= Aim of the task =
Wherever the string "label" appears in the listing, copy that line.

= Material provided =
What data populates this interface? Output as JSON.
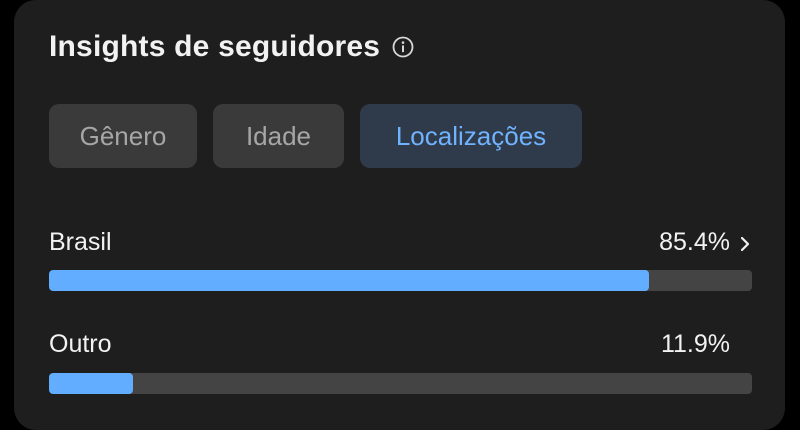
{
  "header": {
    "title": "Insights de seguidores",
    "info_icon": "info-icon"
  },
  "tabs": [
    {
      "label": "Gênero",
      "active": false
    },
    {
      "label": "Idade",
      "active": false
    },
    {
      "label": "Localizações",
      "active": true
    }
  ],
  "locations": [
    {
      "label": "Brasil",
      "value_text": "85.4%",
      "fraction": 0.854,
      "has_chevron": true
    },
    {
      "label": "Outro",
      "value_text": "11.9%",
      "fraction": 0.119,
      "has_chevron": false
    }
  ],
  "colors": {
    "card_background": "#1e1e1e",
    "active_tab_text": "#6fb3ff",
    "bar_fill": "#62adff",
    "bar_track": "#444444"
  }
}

...

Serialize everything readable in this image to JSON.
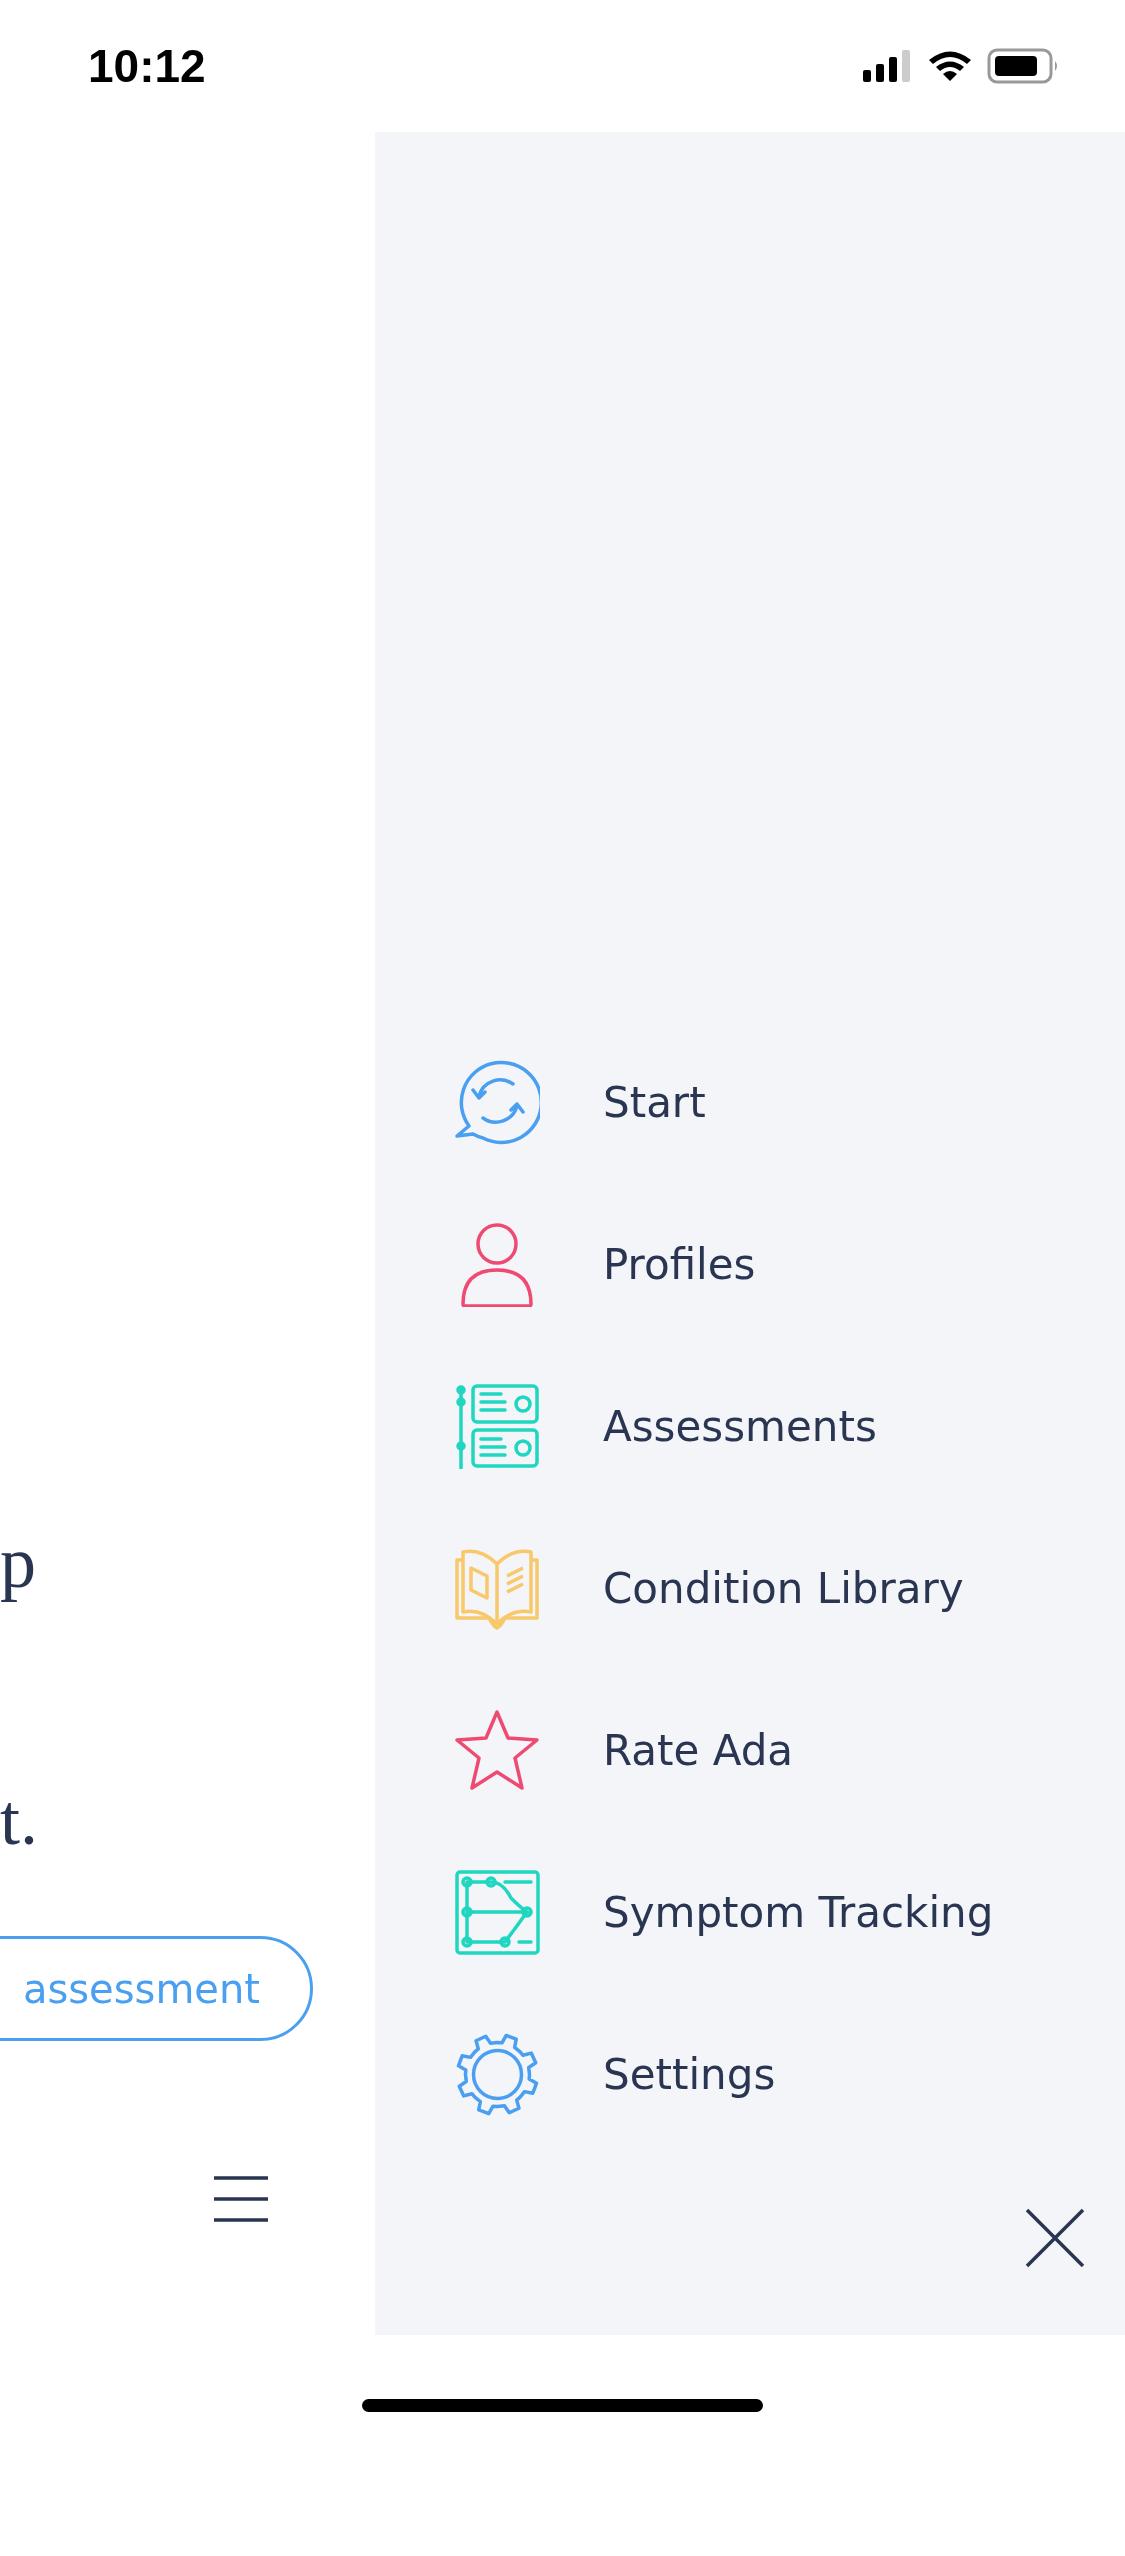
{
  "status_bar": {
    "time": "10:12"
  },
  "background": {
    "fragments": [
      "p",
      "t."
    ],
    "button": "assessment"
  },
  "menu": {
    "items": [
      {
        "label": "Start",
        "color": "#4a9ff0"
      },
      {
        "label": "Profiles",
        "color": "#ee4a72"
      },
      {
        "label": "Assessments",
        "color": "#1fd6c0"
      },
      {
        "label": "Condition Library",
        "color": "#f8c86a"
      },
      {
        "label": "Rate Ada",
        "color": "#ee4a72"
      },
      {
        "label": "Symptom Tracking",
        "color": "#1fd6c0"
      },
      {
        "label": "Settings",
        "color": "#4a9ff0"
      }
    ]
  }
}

= Exercise answer =
      "label": "Gênero",
      "label": "Idade",
      "label": "Localizações",
      "label": "Brasil",
      "label": "Outro",
        "label": "Start",
        "label": "Profiles",
        "label": "Assessments",
        "label": "Condition Library",
        "label": "Rate Ada",
        "label": "Symptom Tracking",
        "label": "Settings",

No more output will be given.